Could you repeat the records shown below exactly as written?

■ Task input:
------------------------------------------------------------
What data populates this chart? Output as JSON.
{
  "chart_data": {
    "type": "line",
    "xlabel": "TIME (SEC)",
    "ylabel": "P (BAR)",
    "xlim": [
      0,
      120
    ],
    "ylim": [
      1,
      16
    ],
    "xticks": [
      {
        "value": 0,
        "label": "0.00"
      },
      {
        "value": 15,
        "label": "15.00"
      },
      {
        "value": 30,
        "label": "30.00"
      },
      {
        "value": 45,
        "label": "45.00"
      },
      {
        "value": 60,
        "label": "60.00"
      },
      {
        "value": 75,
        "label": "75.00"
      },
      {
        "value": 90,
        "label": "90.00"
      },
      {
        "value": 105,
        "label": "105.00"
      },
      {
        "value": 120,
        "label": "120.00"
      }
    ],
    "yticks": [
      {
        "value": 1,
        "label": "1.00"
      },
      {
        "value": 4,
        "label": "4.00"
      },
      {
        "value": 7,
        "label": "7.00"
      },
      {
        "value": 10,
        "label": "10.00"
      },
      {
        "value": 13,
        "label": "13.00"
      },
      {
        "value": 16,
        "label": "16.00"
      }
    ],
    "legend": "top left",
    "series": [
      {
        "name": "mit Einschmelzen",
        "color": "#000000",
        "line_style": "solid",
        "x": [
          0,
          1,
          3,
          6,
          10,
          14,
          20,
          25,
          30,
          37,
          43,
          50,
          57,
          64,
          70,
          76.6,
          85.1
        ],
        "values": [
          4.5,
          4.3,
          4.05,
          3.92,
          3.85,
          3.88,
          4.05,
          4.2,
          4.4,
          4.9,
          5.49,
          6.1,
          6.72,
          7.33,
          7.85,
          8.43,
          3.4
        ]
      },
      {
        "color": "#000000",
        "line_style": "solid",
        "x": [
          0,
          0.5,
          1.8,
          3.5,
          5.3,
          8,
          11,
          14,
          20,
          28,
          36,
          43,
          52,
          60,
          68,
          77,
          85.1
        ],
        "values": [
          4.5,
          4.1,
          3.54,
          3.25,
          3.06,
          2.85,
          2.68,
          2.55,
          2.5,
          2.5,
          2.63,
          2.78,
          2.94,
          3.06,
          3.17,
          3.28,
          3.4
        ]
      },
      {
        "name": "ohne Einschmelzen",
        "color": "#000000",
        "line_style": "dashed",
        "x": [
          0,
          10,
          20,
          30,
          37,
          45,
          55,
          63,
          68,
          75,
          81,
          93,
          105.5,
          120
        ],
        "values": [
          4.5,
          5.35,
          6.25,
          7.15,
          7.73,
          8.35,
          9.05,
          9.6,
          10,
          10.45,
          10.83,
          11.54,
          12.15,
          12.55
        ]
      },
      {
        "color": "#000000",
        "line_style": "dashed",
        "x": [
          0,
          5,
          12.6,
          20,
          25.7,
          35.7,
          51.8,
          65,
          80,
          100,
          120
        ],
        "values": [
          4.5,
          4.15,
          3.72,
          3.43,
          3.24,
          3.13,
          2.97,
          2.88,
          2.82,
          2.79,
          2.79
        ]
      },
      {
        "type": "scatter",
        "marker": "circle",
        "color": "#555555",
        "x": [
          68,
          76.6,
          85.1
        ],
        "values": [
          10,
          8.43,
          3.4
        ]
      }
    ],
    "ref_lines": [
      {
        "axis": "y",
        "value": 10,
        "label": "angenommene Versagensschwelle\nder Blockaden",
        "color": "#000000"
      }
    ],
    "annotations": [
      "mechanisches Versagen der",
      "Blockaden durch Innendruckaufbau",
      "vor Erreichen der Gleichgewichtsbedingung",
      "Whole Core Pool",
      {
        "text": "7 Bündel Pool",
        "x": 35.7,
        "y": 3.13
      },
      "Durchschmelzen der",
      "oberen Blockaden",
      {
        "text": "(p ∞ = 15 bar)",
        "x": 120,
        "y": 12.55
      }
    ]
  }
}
------------------------------------------------------------
■ Solution to this problem:
What data populates this chart? Output as JSON.
{
  "chart_data": {
    "type": "line",
    "xlabel": "TIME (SEC)",
    "ylabel": "P (BAR)",
    "xlim": [
      0,
      120
    ],
    "ylim": [
      1,
      16
    ],
    "xticks": [
      {
        "value": 0,
        "label": "0.00"
      },
      {
        "value": 15,
        "label": "15.00"
      },
      {
        "value": 30,
        "label": "30.00"
      },
      {
        "value": 45,
        "label": "45.00"
      },
      {
        "value": 60,
        "label": "60.00"
      },
      {
        "value": 75,
        "label": "75.00"
      },
      {
        "value": 90,
        "label": "90.00"
      },
      {
        "value": 105,
        "label": "105.00"
      },
      {
        "value": 120,
        "label": "120.00"
      }
    ],
    "yticks": [
      {
        "value": 1,
        "label": "1.00"
      },
      {
        "value": 4,
        "label": "4.00"
      },
      {
        "value": 7,
        "label": "7.00"
      },
      {
        "value": 10,
        "label": "10.00"
      },
      {
        "value": 13,
        "label": "13.00"
      },
      {
        "value": 16,
        "label": "16.00"
      }
    ],
    "legend": "top left",
    "series": [
      {
        "name": "mit Einschmelzen",
        "color": "#000000",
        "line_style": "solid",
        "x": [
          0,
          1,
          3,
          6,
          10,
          14,
          20,
          25,
          30,
          37,
          43,
          50,
          57,
          64,
          70,
          76.6,
          85.1
        ],
        "values": [
          4.5,
          4.3,
          4.05,
          3.92,
          3.85,
          3.88,
          4.05,
          4.2,
          4.4,
          4.9,
          5.49,
          6.1,
          6.72,
          7.33,
          7.85,
          8.43,
          3.4
        ]
      },
      {
        "color": "#000000",
        "line_style": "solid",
        "x": [
          0,
          0.5,
          1.8,
          3.5,
          5.3,
          8,
          11,
          14,
          20,
          28,
          36,
          43,
          52,
          60,
          68,
          77,
          85.1
        ],
        "values": [
          4.5,
          4.1,
          3.54,
          3.25,
          3.06,
          2.85,
          2.68,
          2.55,
          2.5,
          2.5,
          2.63,
          2.78,
          2.94,
          3.06,
          3.17,
          3.28,
          3.4
        ]
      },
      {
        "name": "ohne Einschmelzen",
        "color": "#000000",
        "line_style": "dashed",
        "x": [
          0,
          10,
          20,
          30,
          37,
          45,
          55,
          63,
          68,
          75,
          81,
          93,
          105.5,
          120
        ],
        "values": [
          4.5,
          5.35,
          6.25,
          7.15,
          7.73,
          8.35,
          9.05,
          9.6,
          10,
          10.45,
          10.83,
          11.54,
          12.15,
          12.55
        ]
      },
      {
        "color": "#000000",
        "line_style": "dashed",
        "x": [
          0,
          5,
          12.6,
          20,
          25.7,
          35.7,
          51.8,
          65,
          80,
          100,
          120
        ],
        "values": [
          4.5,
          4.15,
          3.72,
          3.43,
          3.24,
          3.13,
          2.97,
          2.88,
          2.82,
          2.79,
          2.79
        ]
      },
      {
        "type": "scatter",
        "marker": "circle",
        "color": "#555555",
        "x": [
          68,
          76.6,
          85.1
        ],
        "values": [
          10,
          8.43,
          3.4
        ]
      }
    ],
    "ref_lines": [
      {
        "axis": "y",
        "value": 10,
        "label": "angenommene Versagensschwelle\nder Blockaden",
        "color": "#000000"
      }
    ],
    "annotations": [
      "mechanisches Versagen der",
      "Blockaden durch Innendruckaufbau",
      "vor Erreichen der Gleichgewichtsbedingung",
      "Whole Core Pool",
      {
        "text": "7 Bündel Pool",
        "x": 35.7,
        "y": 3.13
      },
      "Durchschmelzen der",
      "oberen Blockaden",
      {
        "text": "(p ∞ = 15 bar)",
        "x": 120,
        "y": 12.55
      }
    ]
  }
}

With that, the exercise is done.